Convert the lines in the items below into a JSON array of strings, one string per line with blank lines omitted, starting at the line containing "legend-item-novaya-moskva: Новая Москва" and ending after the line containing "x-tick-label: I кв. 2012".

-- start Given information --

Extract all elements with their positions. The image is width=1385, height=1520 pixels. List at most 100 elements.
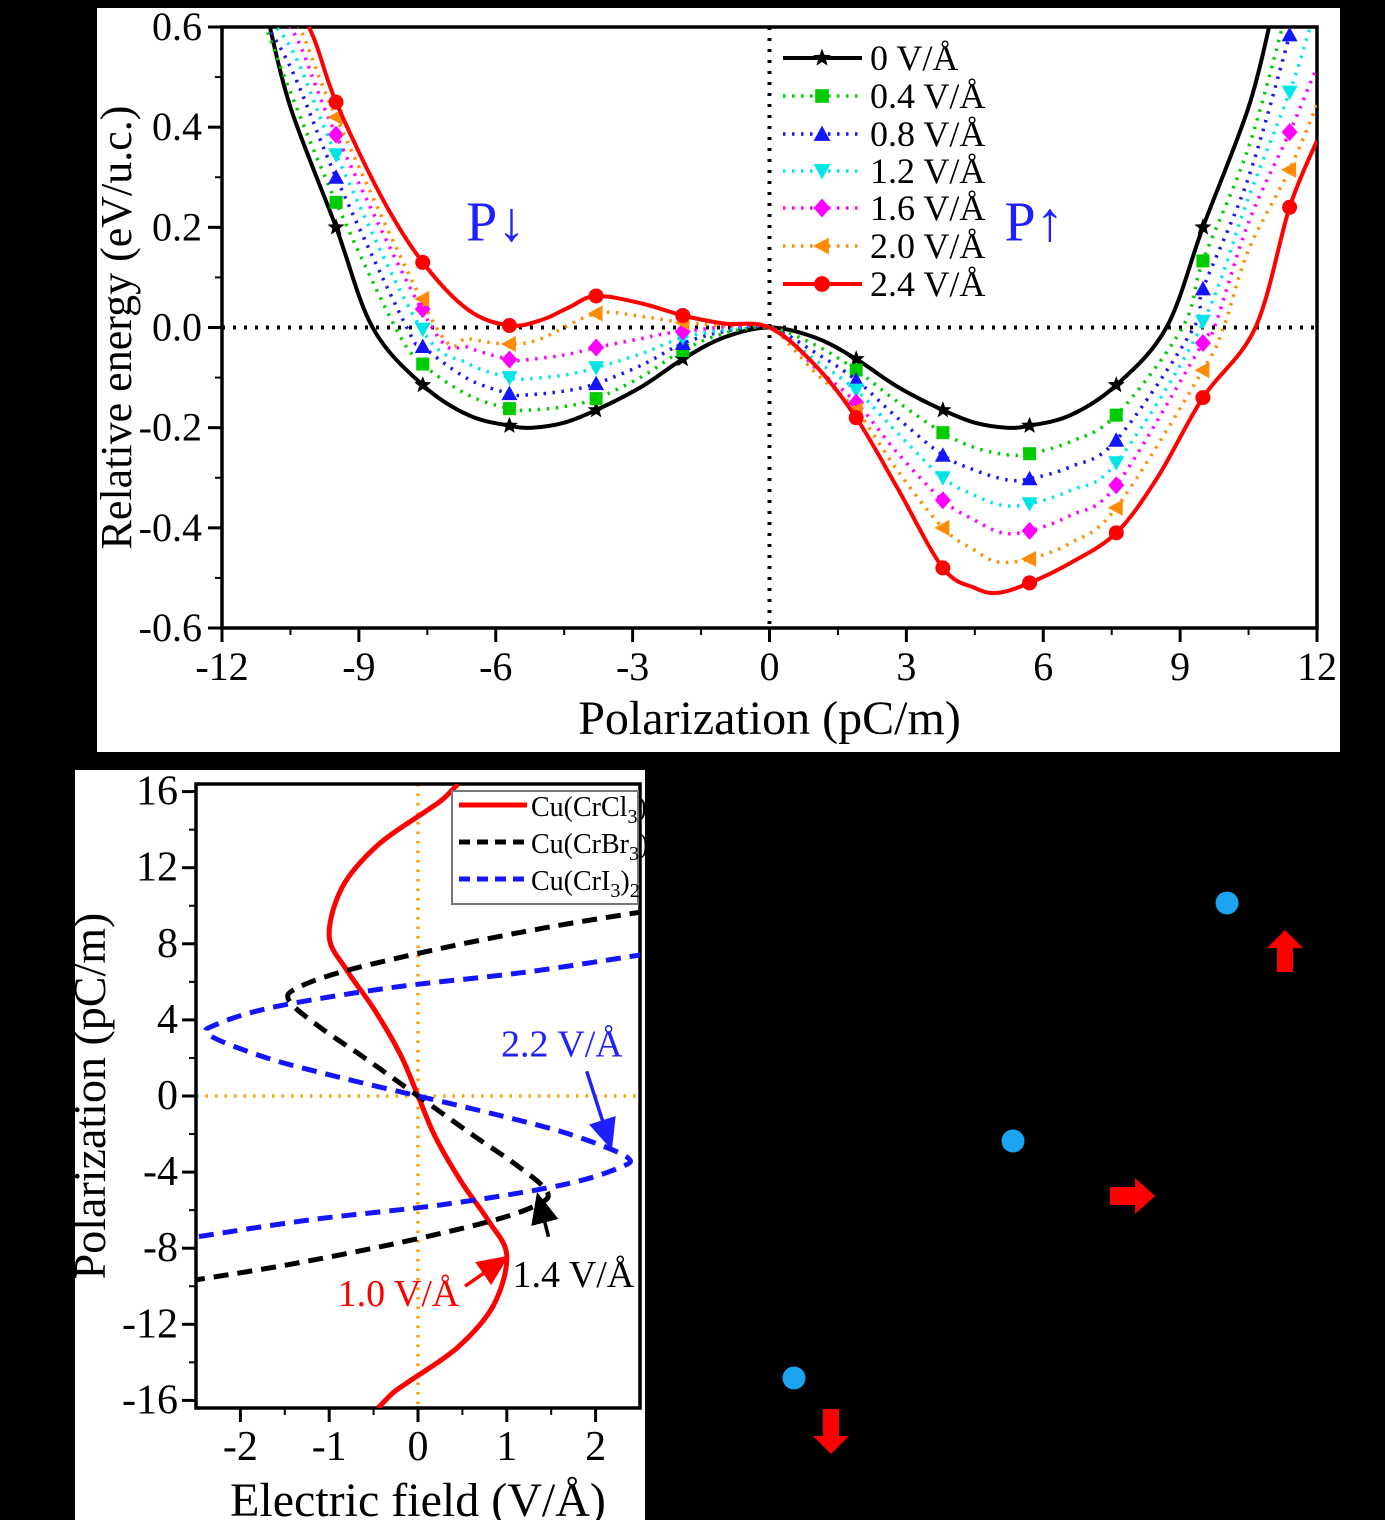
data-marker (1108, 525, 1124, 541)
x-tick-label: 0 (408, 1424, 429, 1470)
data-marker (1194, 362, 1210, 379)
data-marker (1022, 575, 1038, 591)
cu-atom-bottom (782, 1366, 806, 1390)
data-marker (587, 401, 605, 418)
legend-label: 0.8 V/Å (870, 114, 985, 154)
data-marker (1021, 497, 1038, 512)
data-marker (1021, 521, 1038, 540)
data-marker (589, 392, 603, 406)
legend: 0 V/Å0.4 V/Å0.8 V/Å1.2 V/Å1.6 V/Å2.0 V/Å… (783, 38, 985, 304)
y-tick-label: 12 (136, 845, 178, 891)
x-tick-label: -12 (195, 644, 248, 689)
y-tick-label: 0.6 (152, 8, 202, 49)
data-marker (501, 350, 518, 369)
annotation-label: 1.0 V/Å (338, 1273, 460, 1315)
legend-label: 0 V/Å (870, 38, 958, 78)
data-marker (1281, 85, 1298, 101)
legend: Cu(CrCl3)2Cu(CrBr3)2Cu(CrI3)2 (451, 790, 645, 905)
y-tick-label: 0.2 (152, 204, 202, 249)
data-marker (1021, 550, 1037, 567)
data-marker (414, 338, 431, 354)
y-axis-title: Polarization (pC/m) (75, 913, 115, 1280)
cu-atom-top (1215, 891, 1239, 915)
data-marker (934, 491, 951, 510)
data-marker (1194, 218, 1212, 235)
data-marker (501, 317, 517, 333)
data-marker (1109, 408, 1123, 422)
data-marker (587, 305, 603, 322)
series-line-CuCrI32 (196, 952, 640, 1240)
y-axis-title: Relative energy (eV/u.c.) (97, 106, 141, 550)
data-marker (1196, 254, 1210, 268)
energy-chart-svg: -12 -9 -6 -3 0 3 6 9 12 -0.6 -0.4 -0.2 0.0 0.2 0.4 0.6 P… (97, 8, 1337, 745)
data-marker (588, 338, 605, 357)
data-marker (416, 357, 430, 371)
annotation-label: 1.4 V/Å (513, 1254, 635, 1296)
y-tick-label: 4 (157, 997, 178, 1043)
data-marker (934, 471, 951, 486)
x-tick-label: 12 (1297, 644, 1337, 689)
data-marker (588, 375, 605, 391)
data-marker (934, 401, 952, 418)
data-marker (848, 410, 864, 426)
data-marker (414, 322, 431, 338)
annotation-arrow (531, 1191, 559, 1238)
data-marker (328, 148, 345, 163)
region-label: P↓ (466, 191, 525, 253)
legend-label: 2.4 V/Å (870, 264, 985, 304)
polarization-arrow-right (1110, 1178, 1155, 1214)
y-tick-label: 8 (157, 921, 178, 967)
data-marker (675, 307, 691, 323)
polarization-arrow-down (813, 1409, 849, 1454)
series-group (263, 27, 1317, 596)
data-marker (1194, 334, 1211, 353)
data-marker (1107, 499, 1123, 516)
data-marker (1194, 314, 1211, 330)
data-marker (847, 350, 865, 367)
structure-svg (782, 891, 1303, 1454)
data-marker (1108, 432, 1125, 447)
data-marker (1021, 416, 1039, 433)
data-marker (500, 416, 518, 433)
data-marker (1281, 123, 1298, 142)
data-marker (328, 169, 345, 184)
data-marker (936, 426, 950, 440)
data-marker (327, 218, 345, 235)
data-marker (934, 519, 950, 536)
data-marker (501, 385, 518, 401)
legend-label: 1.6 V/Å (870, 188, 985, 228)
data-marker (1195, 390, 1211, 406)
data-marker (848, 383, 865, 399)
data-marker (500, 336, 516, 353)
crystal-structure-panel (660, 760, 1385, 1520)
data-marker (934, 447, 951, 462)
y-tick-label: -16 (122, 1377, 178, 1423)
energy-vs-polarization-chart: -12 -9 -6 -3 0 3 6 9 12 -0.6 -0.4 -0.2 0.0 0.2 0.4 0.6 P… (97, 8, 1340, 752)
data-marker (848, 372, 865, 387)
data-marker (1107, 376, 1125, 393)
legend-label: 0.4 V/Å (870, 76, 985, 116)
x-tick-label: -6 (479, 644, 512, 689)
series-line-1.2V (273, 27, 1312, 508)
y-tick-label: 16 (136, 770, 178, 815)
legend-label: 2.0 V/Å (870, 226, 985, 266)
y-tick-label: -4 (143, 1149, 178, 1195)
data-marker (849, 363, 863, 377)
polarization-arrow-up (1267, 930, 1303, 972)
series-group (196, 784, 640, 1408)
axes: -12 -9 -6 -3 0 3 6 9 12 -0.6 -0.4 -0.2 0.0 0.2 0.4 0.6 (139, 8, 1337, 689)
data-marker (588, 361, 605, 376)
data-marker (1194, 280, 1211, 296)
x-tick-label: 1 (496, 1424, 517, 1470)
annotation-arrow (464, 1255, 509, 1288)
annotation-arrow (585, 1070, 616, 1151)
data-marker (328, 94, 344, 110)
region-label: P↑ (1005, 191, 1064, 253)
data-marker (329, 195, 343, 209)
data-marker (1281, 161, 1297, 178)
y-tick-label: -12 (122, 1301, 178, 1347)
data-marker (1021, 470, 1038, 486)
legend-label: Cu(CrBr3)2 (531, 829, 645, 865)
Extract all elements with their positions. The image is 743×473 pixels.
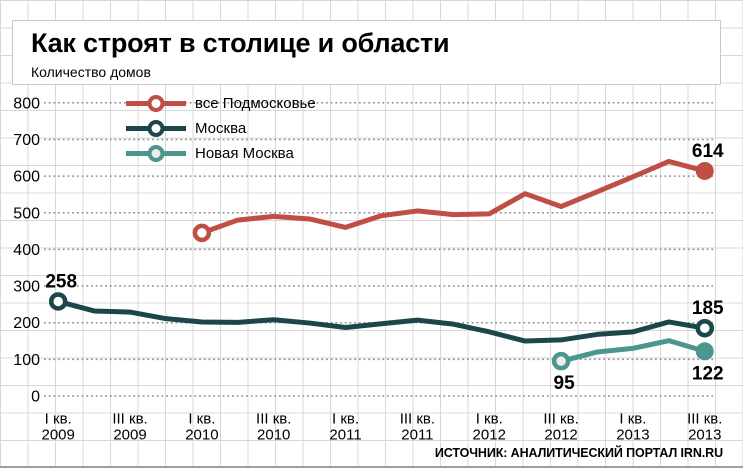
legend-item-novaya-moskva: Новая Москва <box>126 141 316 166</box>
data-point-label: 185 <box>692 298 724 319</box>
data-point-label: 95 <box>554 373 576 394</box>
legend-label: все Подмосковье <box>195 95 316 112</box>
marker-vse-podmoskovye-start <box>192 223 212 243</box>
y-axis-title: Количество домов <box>31 63 151 80</box>
y-tick-label: 200 <box>13 315 40 332</box>
marker-novaya-moskva-start <box>551 351 571 371</box>
y-tick-label: 600 <box>13 169 40 186</box>
marker-moskva-end <box>695 318 715 338</box>
chart-legend: все Подмосковье Москва Новая Москва <box>126 91 316 166</box>
x-tick-label: I кв. 2010 <box>185 411 218 444</box>
series-line-moskva <box>55 298 708 344</box>
x-tick-label: I кв. 2009 <box>42 411 75 444</box>
data-point-label: 614 <box>692 141 724 162</box>
y-tick-label: 300 <box>13 279 40 296</box>
chart-title: Как строят в столице и области <box>31 28 450 58</box>
marker-moskva-start <box>48 292 68 311</box>
x-tick-label: III кв. 2012 <box>543 411 578 444</box>
legend-marker-icon <box>126 120 186 137</box>
x-tick-label: I кв. 2011 <box>329 411 361 444</box>
source-credit: ИСТОЧНИК: АНАЛИТИЧЕСКИЙ ПОРТАЛ IRN.RU <box>434 446 723 460</box>
legend-label: Москва <box>195 120 247 137</box>
title-card: Как строят в столице и области Количеств… <box>12 20 721 85</box>
y-tick-label: 500 <box>13 205 40 222</box>
legend-marker-icon <box>126 95 186 112</box>
marker-vse-podmoskovye-end <box>695 161 714 180</box>
bottom-margin <box>0 468 743 473</box>
y-tick-label: 700 <box>13 132 40 149</box>
y-tick-label: 100 <box>13 352 40 369</box>
y-tick-label: 800 <box>13 95 40 112</box>
y-tick-label: 0 <box>31 389 40 406</box>
x-tick-label: III кв. 2013 <box>687 411 722 444</box>
x-tick-label: I кв. 2012 <box>473 411 506 444</box>
data-point-label: 122 <box>692 363 724 384</box>
x-tick-label: III кв. 2010 <box>256 411 291 444</box>
series-line-vse-podmoskovye <box>199 158 708 236</box>
legend-marker-icon <box>126 145 186 162</box>
legend-item-moskva: Москва <box>126 116 316 141</box>
x-tick-label: III кв. 2009 <box>112 411 147 444</box>
x-tick-label: III кв. 2011 <box>400 411 435 444</box>
legend-label: Новая Москва <box>195 145 294 162</box>
data-point-label: 258 <box>45 271 77 292</box>
marker-novaya-moskva-end <box>695 342 714 361</box>
y-tick-label: 400 <box>13 242 40 259</box>
series-line-novaya-moskva <box>558 338 708 364</box>
bottom-border <box>0 466 743 468</box>
legend-item-vse-podmoskovye: все Подмосковье <box>126 91 316 116</box>
x-tick-label: I кв. 2013 <box>616 411 649 444</box>
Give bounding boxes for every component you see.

-- end Given information --

Exercise output –
[
  "legend-item-novaya-moskva: Новая Москва <box>126 141 316 166</box>",
  "data-point-label: 185 <box>692 298 724 319</box>",
  "data-point-label: 95 <box>554 373 576 394</box>",
  "legend-label: все Подмосковье <box>195 95 316 112</box>",
  "marker-vse-podmoskovye-start <box>192 223 212 243</box>",
  "y-axis-title: Количество домов <box>31 63 151 80</box>",
  "y-tick-label: 200 <box>13 315 40 332</box>",
  "marker-novaya-moskva-start <box>551 351 571 371</box>",
  "y-tick-label: 600 <box>13 169 40 186</box>",
  "marker-moskva-end <box>695 318 715 338</box>",
  "chart-legend: все Подмосковье Москва Новая Москва <box>126 91 316 166</box>",
  "x-tick-label: I кв. 2010 <box>185 411 218 444</box>",
  "series-line-moskva <box>55 298 708 344</box>",
  "x-tick-label: I кв. 2009 <box>42 411 75 444</box>",
  "data-point-label: 614 <box>692 141 724 162</box>",
  "y-tick-label: 300 <box>13 279 40 296</box>",
  "chart-title: Как строят в столице и области <box>31 28 450 58</box>",
  "marker-moskva-start <box>48 292 68 311</box>",
  "x-tick-label: III кв. 2012 <box>543 411 578 444</box>",
  "legend-marker-icon <box>126 120 186 137</box>",
  "x-tick-label: I кв. 2011 <box>329 411 361 444</box>",
  "source-credit: ИСТОЧНИК: АНАЛИТИЧЕСКИЙ ПОРТАЛ IRN.RU <box>434 446 723 460</box>",
  "legend-label: Москва <box>195 120 247 137</box>",
  "title-card: Как строят в столице и области Количеств… <box>12 20 721 85</box>",
  "y-tick-label: 500 <box>13 205 40 222</box>",
  "legend-marker-icon <box>126 95 186 112</box>",
  "marker-vse-podmoskovye-end <box>695 161 714 180</box>",
  "bottom-margin <box>0 468 743 473</box>",
  "y-tick-label: 700 <box>13 132 40 149</box>",
  "y-tick-label: 100 <box>13 352 40 369</box>",
  "y-tick-label: 800 <box>13 95 40 112</box>",
  "y-tick-label: 0 <box>31 389 40 406</box>",
  "x-tick-label: III кв. 2013 <box>687 411 722 444</box>",
  "x-tick-label: I кв. 2012 <box>473 411 506 444</box>"
]